Directions:
Pictures do not belong in the copy, so please give every entry below again exactly.

Task inputs:
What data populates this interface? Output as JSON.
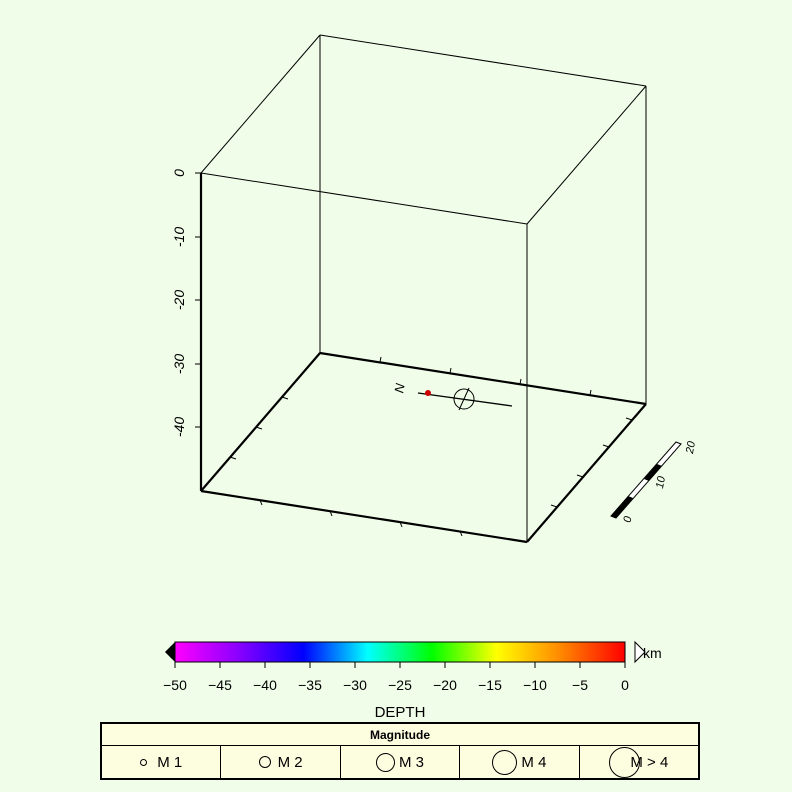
{
  "plot": {
    "depth_axis_ticks": [
      "0",
      "-10",
      "-20",
      "-30",
      "-40"
    ],
    "north_label": "N",
    "scale_bar_labels": [
      "0",
      "10",
      "20"
    ]
  },
  "colorbar": {
    "unit": "km",
    "title": "DEPTH",
    "ticks": [
      "−50",
      "−45",
      "−40",
      "−35",
      "−30",
      "−25",
      "−20",
      "−15",
      "−10",
      "−5",
      "0"
    ],
    "colors": [
      "#ff00ff",
      "#8800ff",
      "#0000ff",
      "#00ffff",
      "#00ff00",
      "#ffff00",
      "#ff8800",
      "#ff0000"
    ]
  },
  "legend": {
    "title": "Magnitude",
    "items": [
      {
        "label": "M 1"
      },
      {
        "label": "M 2"
      },
      {
        "label": "M 3"
      },
      {
        "label": "M 4"
      },
      {
        "label": "M > 4"
      }
    ]
  },
  "chart_data": {
    "type": "scatter",
    "title": "",
    "zlabel": "",
    "zlim": [
      -50,
      0
    ],
    "points": [
      {
        "depth": -50,
        "magnitude": 1,
        "color": "#cc0000"
      }
    ]
  }
}
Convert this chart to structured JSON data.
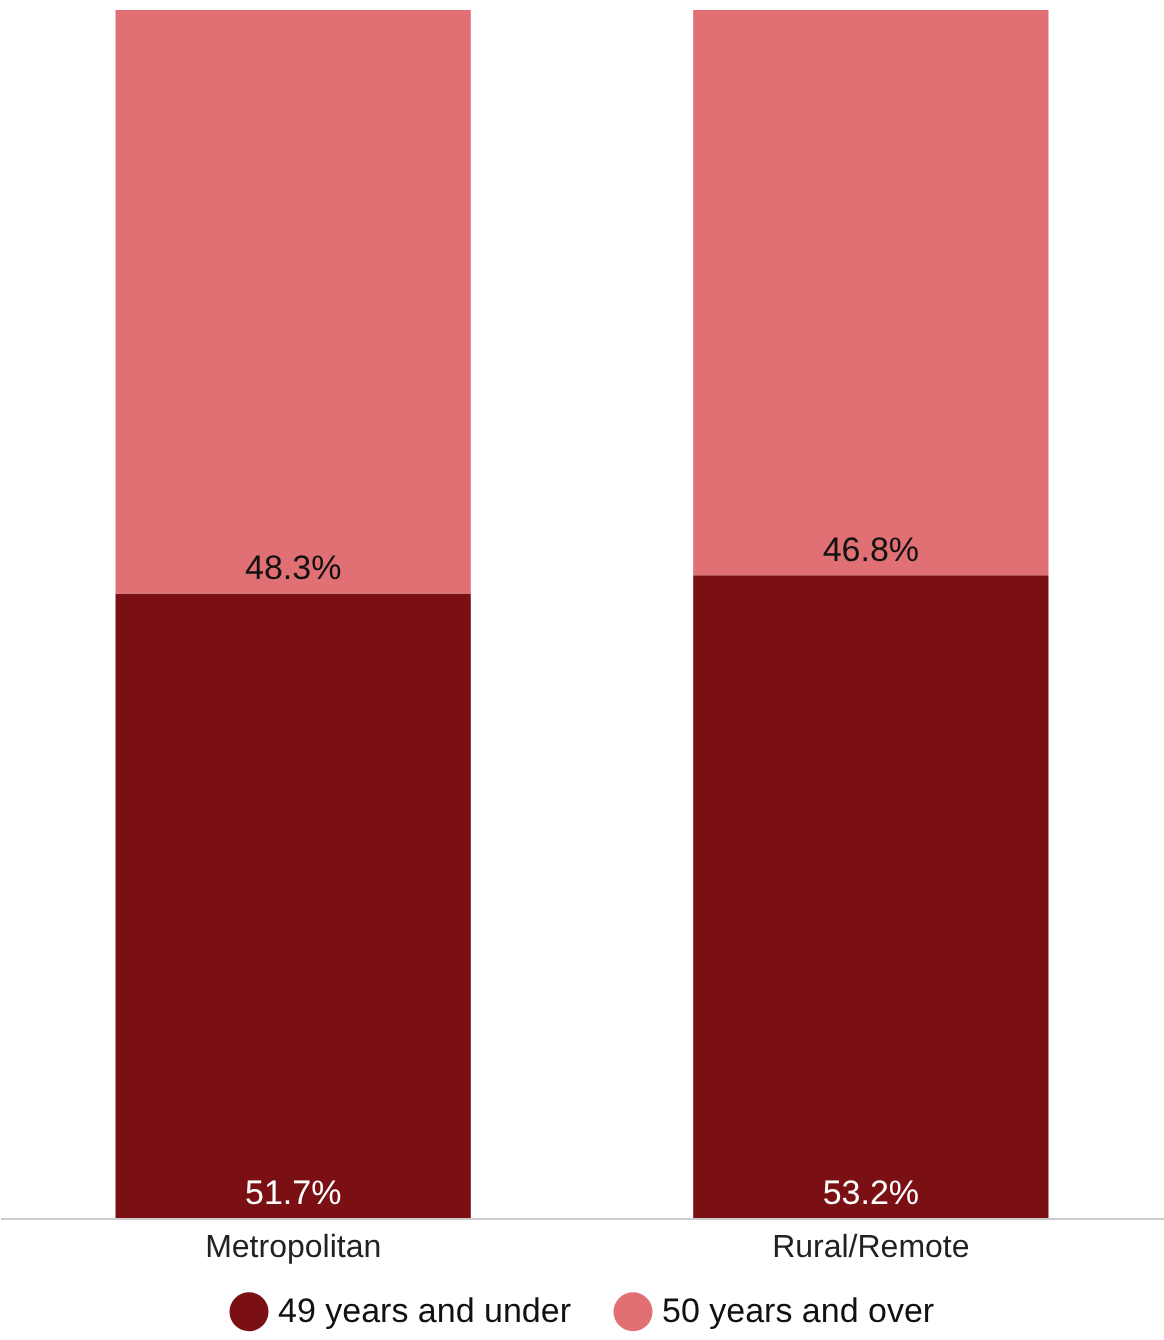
{
  "chart_data": {
    "type": "bar",
    "stacked": true,
    "tick_labels": "x",
    "categories": [
      "Metropolitan",
      "Rural/Remote"
    ],
    "series": [
      {
        "name": "49 years and under",
        "color": "#7a1014",
        "values": [
          51.7,
          53.2
        ],
        "value_labels": [
          "51.7%",
          "53.2%"
        ]
      },
      {
        "name": "50 years and over",
        "color": "#e07073",
        "values": [
          48.3,
          46.8
        ],
        "value_labels": [
          "48.3%",
          "46.8%"
        ]
      }
    ],
    "legend": "bottom"
  }
}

Full output:
What data populates this interface? Output as JSON.
{
  "plot": {
    "depth_axis_ticks": [
      "0",
      "-10",
      "-20",
      "-30",
      "-40"
    ],
    "north_label": "N",
    "scale_bar_labels": [
      "0",
      "10",
      "20"
    ]
  },
  "colorbar": {
    "unit": "km",
    "title": "DEPTH",
    "ticks": [
      "−50",
      "−45",
      "−40",
      "−35",
      "−30",
      "−25",
      "−20",
      "−15",
      "−10",
      "−5",
      "0"
    ],
    "colors": [
      "#ff00ff",
      "#8800ff",
      "#0000ff",
      "#00ffff",
      "#00ff00",
      "#ffff00",
      "#ff8800",
      "#ff0000"
    ]
  },
  "legend": {
    "title": "Magnitude",
    "items": [
      {
        "label": "M 1"
      },
      {
        "label": "M 2"
      },
      {
        "label": "M 3"
      },
      {
        "label": "M 4"
      },
      {
        "label": "M > 4"
      }
    ]
  },
  "chart_data": {
    "type": "scatter",
    "title": "",
    "zlabel": "",
    "zlim": [
      -50,
      0
    ],
    "points": [
      {
        "depth": -50,
        "magnitude": 1,
        "color": "#cc0000"
      }
    ]
  }
}
Convert this chart to structured JSON data.
{
  "chart_data": {
    "type": "bar",
    "stacked": true,
    "tick_labels": "x",
    "categories": [
      "Metropolitan",
      "Rural/Remote"
    ],
    "series": [
      {
        "name": "49 years and under",
        "color": "#7a1014",
        "values": [
          51.7,
          53.2
        ],
        "value_labels": [
          "51.7%",
          "53.2%"
        ]
      },
      {
        "name": "50 years and over",
        "color": "#e07073",
        "values": [
          48.3,
          46.8
        ],
        "value_labels": [
          "48.3%",
          "46.8%"
        ]
      }
    ],
    "legend": "bottom"
  }
}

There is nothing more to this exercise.